[START OF Data records]

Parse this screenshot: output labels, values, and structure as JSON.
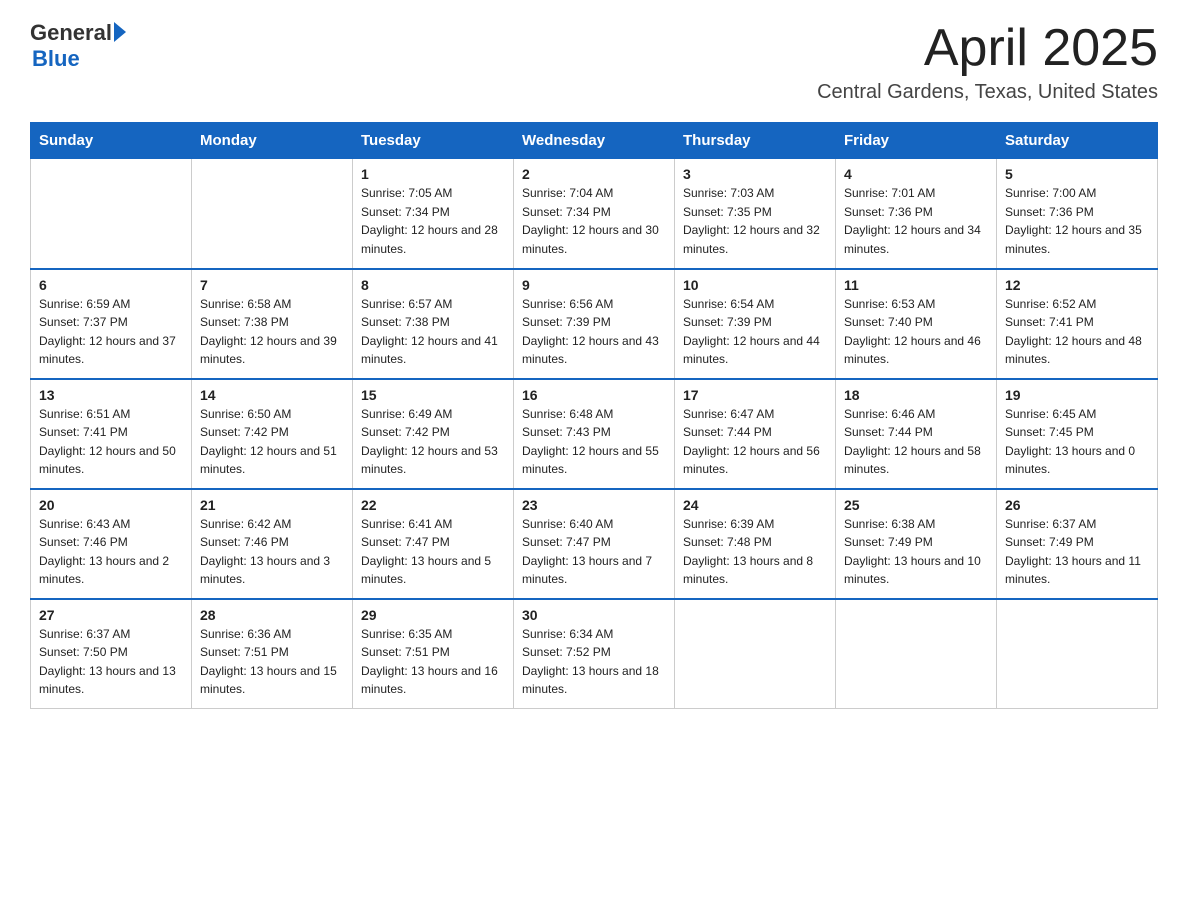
{
  "header": {
    "logo_general": "General",
    "logo_blue": "Blue",
    "title": "April 2025",
    "subtitle": "Central Gardens, Texas, United States"
  },
  "days_of_week": [
    "Sunday",
    "Monday",
    "Tuesday",
    "Wednesday",
    "Thursday",
    "Friday",
    "Saturday"
  ],
  "weeks": [
    [
      {
        "day": "",
        "sunrise": "",
        "sunset": "",
        "daylight": ""
      },
      {
        "day": "",
        "sunrise": "",
        "sunset": "",
        "daylight": ""
      },
      {
        "day": "1",
        "sunrise": "Sunrise: 7:05 AM",
        "sunset": "Sunset: 7:34 PM",
        "daylight": "Daylight: 12 hours and 28 minutes."
      },
      {
        "day": "2",
        "sunrise": "Sunrise: 7:04 AM",
        "sunset": "Sunset: 7:34 PM",
        "daylight": "Daylight: 12 hours and 30 minutes."
      },
      {
        "day": "3",
        "sunrise": "Sunrise: 7:03 AM",
        "sunset": "Sunset: 7:35 PM",
        "daylight": "Daylight: 12 hours and 32 minutes."
      },
      {
        "day": "4",
        "sunrise": "Sunrise: 7:01 AM",
        "sunset": "Sunset: 7:36 PM",
        "daylight": "Daylight: 12 hours and 34 minutes."
      },
      {
        "day": "5",
        "sunrise": "Sunrise: 7:00 AM",
        "sunset": "Sunset: 7:36 PM",
        "daylight": "Daylight: 12 hours and 35 minutes."
      }
    ],
    [
      {
        "day": "6",
        "sunrise": "Sunrise: 6:59 AM",
        "sunset": "Sunset: 7:37 PM",
        "daylight": "Daylight: 12 hours and 37 minutes."
      },
      {
        "day": "7",
        "sunrise": "Sunrise: 6:58 AM",
        "sunset": "Sunset: 7:38 PM",
        "daylight": "Daylight: 12 hours and 39 minutes."
      },
      {
        "day": "8",
        "sunrise": "Sunrise: 6:57 AM",
        "sunset": "Sunset: 7:38 PM",
        "daylight": "Daylight: 12 hours and 41 minutes."
      },
      {
        "day": "9",
        "sunrise": "Sunrise: 6:56 AM",
        "sunset": "Sunset: 7:39 PM",
        "daylight": "Daylight: 12 hours and 43 minutes."
      },
      {
        "day": "10",
        "sunrise": "Sunrise: 6:54 AM",
        "sunset": "Sunset: 7:39 PM",
        "daylight": "Daylight: 12 hours and 44 minutes."
      },
      {
        "day": "11",
        "sunrise": "Sunrise: 6:53 AM",
        "sunset": "Sunset: 7:40 PM",
        "daylight": "Daylight: 12 hours and 46 minutes."
      },
      {
        "day": "12",
        "sunrise": "Sunrise: 6:52 AM",
        "sunset": "Sunset: 7:41 PM",
        "daylight": "Daylight: 12 hours and 48 minutes."
      }
    ],
    [
      {
        "day": "13",
        "sunrise": "Sunrise: 6:51 AM",
        "sunset": "Sunset: 7:41 PM",
        "daylight": "Daylight: 12 hours and 50 minutes."
      },
      {
        "day": "14",
        "sunrise": "Sunrise: 6:50 AM",
        "sunset": "Sunset: 7:42 PM",
        "daylight": "Daylight: 12 hours and 51 minutes."
      },
      {
        "day": "15",
        "sunrise": "Sunrise: 6:49 AM",
        "sunset": "Sunset: 7:42 PM",
        "daylight": "Daylight: 12 hours and 53 minutes."
      },
      {
        "day": "16",
        "sunrise": "Sunrise: 6:48 AM",
        "sunset": "Sunset: 7:43 PM",
        "daylight": "Daylight: 12 hours and 55 minutes."
      },
      {
        "day": "17",
        "sunrise": "Sunrise: 6:47 AM",
        "sunset": "Sunset: 7:44 PM",
        "daylight": "Daylight: 12 hours and 56 minutes."
      },
      {
        "day": "18",
        "sunrise": "Sunrise: 6:46 AM",
        "sunset": "Sunset: 7:44 PM",
        "daylight": "Daylight: 12 hours and 58 minutes."
      },
      {
        "day": "19",
        "sunrise": "Sunrise: 6:45 AM",
        "sunset": "Sunset: 7:45 PM",
        "daylight": "Daylight: 13 hours and 0 minutes."
      }
    ],
    [
      {
        "day": "20",
        "sunrise": "Sunrise: 6:43 AM",
        "sunset": "Sunset: 7:46 PM",
        "daylight": "Daylight: 13 hours and 2 minutes."
      },
      {
        "day": "21",
        "sunrise": "Sunrise: 6:42 AM",
        "sunset": "Sunset: 7:46 PM",
        "daylight": "Daylight: 13 hours and 3 minutes."
      },
      {
        "day": "22",
        "sunrise": "Sunrise: 6:41 AM",
        "sunset": "Sunset: 7:47 PM",
        "daylight": "Daylight: 13 hours and 5 minutes."
      },
      {
        "day": "23",
        "sunrise": "Sunrise: 6:40 AM",
        "sunset": "Sunset: 7:47 PM",
        "daylight": "Daylight: 13 hours and 7 minutes."
      },
      {
        "day": "24",
        "sunrise": "Sunrise: 6:39 AM",
        "sunset": "Sunset: 7:48 PM",
        "daylight": "Daylight: 13 hours and 8 minutes."
      },
      {
        "day": "25",
        "sunrise": "Sunrise: 6:38 AM",
        "sunset": "Sunset: 7:49 PM",
        "daylight": "Daylight: 13 hours and 10 minutes."
      },
      {
        "day": "26",
        "sunrise": "Sunrise: 6:37 AM",
        "sunset": "Sunset: 7:49 PM",
        "daylight": "Daylight: 13 hours and 11 minutes."
      }
    ],
    [
      {
        "day": "27",
        "sunrise": "Sunrise: 6:37 AM",
        "sunset": "Sunset: 7:50 PM",
        "daylight": "Daylight: 13 hours and 13 minutes."
      },
      {
        "day": "28",
        "sunrise": "Sunrise: 6:36 AM",
        "sunset": "Sunset: 7:51 PM",
        "daylight": "Daylight: 13 hours and 15 minutes."
      },
      {
        "day": "29",
        "sunrise": "Sunrise: 6:35 AM",
        "sunset": "Sunset: 7:51 PM",
        "daylight": "Daylight: 13 hours and 16 minutes."
      },
      {
        "day": "30",
        "sunrise": "Sunrise: 6:34 AM",
        "sunset": "Sunset: 7:52 PM",
        "daylight": "Daylight: 13 hours and 18 minutes."
      },
      {
        "day": "",
        "sunrise": "",
        "sunset": "",
        "daylight": ""
      },
      {
        "day": "",
        "sunrise": "",
        "sunset": "",
        "daylight": ""
      },
      {
        "day": "",
        "sunrise": "",
        "sunset": "",
        "daylight": ""
      }
    ]
  ]
}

[END OF Data records]

### Problem statement:
Copy out the records above in full, exactly as written, but not the pictures.

### Response:
Parse this screenshot: output labels, values, and structure as JSON.
{
  "header": {
    "logo_general": "General",
    "logo_blue": "Blue",
    "title": "April 2025",
    "subtitle": "Central Gardens, Texas, United States"
  },
  "days_of_week": [
    "Sunday",
    "Monday",
    "Tuesday",
    "Wednesday",
    "Thursday",
    "Friday",
    "Saturday"
  ],
  "weeks": [
    [
      {
        "day": "",
        "sunrise": "",
        "sunset": "",
        "daylight": ""
      },
      {
        "day": "",
        "sunrise": "",
        "sunset": "",
        "daylight": ""
      },
      {
        "day": "1",
        "sunrise": "Sunrise: 7:05 AM",
        "sunset": "Sunset: 7:34 PM",
        "daylight": "Daylight: 12 hours and 28 minutes."
      },
      {
        "day": "2",
        "sunrise": "Sunrise: 7:04 AM",
        "sunset": "Sunset: 7:34 PM",
        "daylight": "Daylight: 12 hours and 30 minutes."
      },
      {
        "day": "3",
        "sunrise": "Sunrise: 7:03 AM",
        "sunset": "Sunset: 7:35 PM",
        "daylight": "Daylight: 12 hours and 32 minutes."
      },
      {
        "day": "4",
        "sunrise": "Sunrise: 7:01 AM",
        "sunset": "Sunset: 7:36 PM",
        "daylight": "Daylight: 12 hours and 34 minutes."
      },
      {
        "day": "5",
        "sunrise": "Sunrise: 7:00 AM",
        "sunset": "Sunset: 7:36 PM",
        "daylight": "Daylight: 12 hours and 35 minutes."
      }
    ],
    [
      {
        "day": "6",
        "sunrise": "Sunrise: 6:59 AM",
        "sunset": "Sunset: 7:37 PM",
        "daylight": "Daylight: 12 hours and 37 minutes."
      },
      {
        "day": "7",
        "sunrise": "Sunrise: 6:58 AM",
        "sunset": "Sunset: 7:38 PM",
        "daylight": "Daylight: 12 hours and 39 minutes."
      },
      {
        "day": "8",
        "sunrise": "Sunrise: 6:57 AM",
        "sunset": "Sunset: 7:38 PM",
        "daylight": "Daylight: 12 hours and 41 minutes."
      },
      {
        "day": "9",
        "sunrise": "Sunrise: 6:56 AM",
        "sunset": "Sunset: 7:39 PM",
        "daylight": "Daylight: 12 hours and 43 minutes."
      },
      {
        "day": "10",
        "sunrise": "Sunrise: 6:54 AM",
        "sunset": "Sunset: 7:39 PM",
        "daylight": "Daylight: 12 hours and 44 minutes."
      },
      {
        "day": "11",
        "sunrise": "Sunrise: 6:53 AM",
        "sunset": "Sunset: 7:40 PM",
        "daylight": "Daylight: 12 hours and 46 minutes."
      },
      {
        "day": "12",
        "sunrise": "Sunrise: 6:52 AM",
        "sunset": "Sunset: 7:41 PM",
        "daylight": "Daylight: 12 hours and 48 minutes."
      }
    ],
    [
      {
        "day": "13",
        "sunrise": "Sunrise: 6:51 AM",
        "sunset": "Sunset: 7:41 PM",
        "daylight": "Daylight: 12 hours and 50 minutes."
      },
      {
        "day": "14",
        "sunrise": "Sunrise: 6:50 AM",
        "sunset": "Sunset: 7:42 PM",
        "daylight": "Daylight: 12 hours and 51 minutes."
      },
      {
        "day": "15",
        "sunrise": "Sunrise: 6:49 AM",
        "sunset": "Sunset: 7:42 PM",
        "daylight": "Daylight: 12 hours and 53 minutes."
      },
      {
        "day": "16",
        "sunrise": "Sunrise: 6:48 AM",
        "sunset": "Sunset: 7:43 PM",
        "daylight": "Daylight: 12 hours and 55 minutes."
      },
      {
        "day": "17",
        "sunrise": "Sunrise: 6:47 AM",
        "sunset": "Sunset: 7:44 PM",
        "daylight": "Daylight: 12 hours and 56 minutes."
      },
      {
        "day": "18",
        "sunrise": "Sunrise: 6:46 AM",
        "sunset": "Sunset: 7:44 PM",
        "daylight": "Daylight: 12 hours and 58 minutes."
      },
      {
        "day": "19",
        "sunrise": "Sunrise: 6:45 AM",
        "sunset": "Sunset: 7:45 PM",
        "daylight": "Daylight: 13 hours and 0 minutes."
      }
    ],
    [
      {
        "day": "20",
        "sunrise": "Sunrise: 6:43 AM",
        "sunset": "Sunset: 7:46 PM",
        "daylight": "Daylight: 13 hours and 2 minutes."
      },
      {
        "day": "21",
        "sunrise": "Sunrise: 6:42 AM",
        "sunset": "Sunset: 7:46 PM",
        "daylight": "Daylight: 13 hours and 3 minutes."
      },
      {
        "day": "22",
        "sunrise": "Sunrise: 6:41 AM",
        "sunset": "Sunset: 7:47 PM",
        "daylight": "Daylight: 13 hours and 5 minutes."
      },
      {
        "day": "23",
        "sunrise": "Sunrise: 6:40 AM",
        "sunset": "Sunset: 7:47 PM",
        "daylight": "Daylight: 13 hours and 7 minutes."
      },
      {
        "day": "24",
        "sunrise": "Sunrise: 6:39 AM",
        "sunset": "Sunset: 7:48 PM",
        "daylight": "Daylight: 13 hours and 8 minutes."
      },
      {
        "day": "25",
        "sunrise": "Sunrise: 6:38 AM",
        "sunset": "Sunset: 7:49 PM",
        "daylight": "Daylight: 13 hours and 10 minutes."
      },
      {
        "day": "26",
        "sunrise": "Sunrise: 6:37 AM",
        "sunset": "Sunset: 7:49 PM",
        "daylight": "Daylight: 13 hours and 11 minutes."
      }
    ],
    [
      {
        "day": "27",
        "sunrise": "Sunrise: 6:37 AM",
        "sunset": "Sunset: 7:50 PM",
        "daylight": "Daylight: 13 hours and 13 minutes."
      },
      {
        "day": "28",
        "sunrise": "Sunrise: 6:36 AM",
        "sunset": "Sunset: 7:51 PM",
        "daylight": "Daylight: 13 hours and 15 minutes."
      },
      {
        "day": "29",
        "sunrise": "Sunrise: 6:35 AM",
        "sunset": "Sunset: 7:51 PM",
        "daylight": "Daylight: 13 hours and 16 minutes."
      },
      {
        "day": "30",
        "sunrise": "Sunrise: 6:34 AM",
        "sunset": "Sunset: 7:52 PM",
        "daylight": "Daylight: 13 hours and 18 minutes."
      },
      {
        "day": "",
        "sunrise": "",
        "sunset": "",
        "daylight": ""
      },
      {
        "day": "",
        "sunrise": "",
        "sunset": "",
        "daylight": ""
      },
      {
        "day": "",
        "sunrise": "",
        "sunset": "",
        "daylight": ""
      }
    ]
  ]
}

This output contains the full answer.